◆ What to do
Below are records with pictures in them; print them exactly, omitting the pictures.

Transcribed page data
•••

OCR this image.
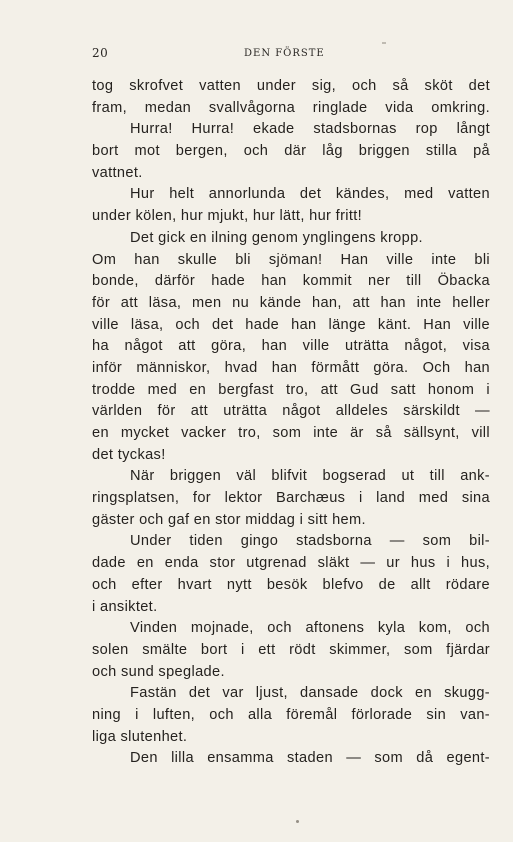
20	DEN FÖRSTE
tog skrofvet vatten under sig, och så sköt det
fram, medan svallvågorna ringlade vida omkring.
Hurra! Hurra! ekade stadsbornas rop långt
bort mot bergen, och där låg briggen stilla på
vattnet.
Hur helt annorlunda det kändes, med vatten
under kölen, hur mjukt, hur lätt, hur fritt!
Det gick en ilning genom ynglingens kropp.
Om han skulle bli sjöman! Han ville inte bli
bonde, därför hade han kommit ner till Öbacka
för att läsa, men nu kände han, att han inte heller
ville läsa, och det hade han länge känt. Han ville
ha något att göra, han ville uträtta något, visa
inför människor, hvad han förmått göra. Och han
trodde med en bergfast tro, att Gud satt honom i
världen för att uträtta något alldeles särskildt —
en mycket vacker tro, som inte är så sällsynt, vill
det tyckas!
När briggen väl blifvit bogserad ut till ank-
ringsplatsen, for lektor Barchæus i land med sina
gäster och gaf en stor middag i sitt hem.
Under tiden gingo stadsborna — som bil-
dade en enda stor utgrenad släkt — ur hus i hus,
och efter hvart nytt besök blefvo de allt rödare
i ansiktet.
Vinden mojnade, och aftonens kyla kom, och
solen smälte bort i ett rödt skimmer, som fjärdar
och sund speglade.
Fastän det var ljust, dansade dock en skugg-
ning i luften, och alla föremål förlorade sin van-
liga slutenhet.
Den lilla ensamma staden — som då egent-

•••

◆ Solution for this problem
OCR this image.
20	DEN FÖRSTE
tog skrofvet vatten under sig, och så sköt det
fram, medan svallvågorna ringlade vida omkring.
Hurra! Hurra! ekade stadsbornas rop långt
bort mot bergen, och där låg briggen stilla på
vattnet.
Hur helt annorlunda det kändes, med vatten
under kölen, hur mjukt, hur lätt, hur fritt!
Det gick en ilning genom ynglingens kropp.
Om han skulle bli sjöman! Han ville inte bli
bonde, därför hade han kommit ner till Öbacka
för att läsa, men nu kände han, att han inte heller
ville läsa, och det hade han länge känt. Han ville
ha något att göra, han ville uträtta något, visa
inför människor, hvad han förmått göra. Och han
trodde med en bergfast tro, att Gud satt honom i
världen för att uträtta något alldeles särskildt —
en mycket vacker tro, som inte är så sällsynt, vill
det tyckas!
När briggen väl blifvit bogserad ut till ank-
ringsplatsen, for lektor Barchæus i land med sina
gäster och gaf en stor middag i sitt hem.
Under tiden gingo stadsborna — som bil-
dade en enda stor utgrenad släkt — ur hus i hus,
och efter hvart nytt besök blefvo de allt rödare
i ansiktet.
Vinden mojnade, och aftonens kyla kom, och
solen smälte bort i ett rödt skimmer, som fjärdar
och sund speglade.
Fastän det var ljust, dansade dock en skugg-
ning i luften, och alla föremål förlorade sin van-
liga slutenhet.
Den lilla ensamma staden — som då egent-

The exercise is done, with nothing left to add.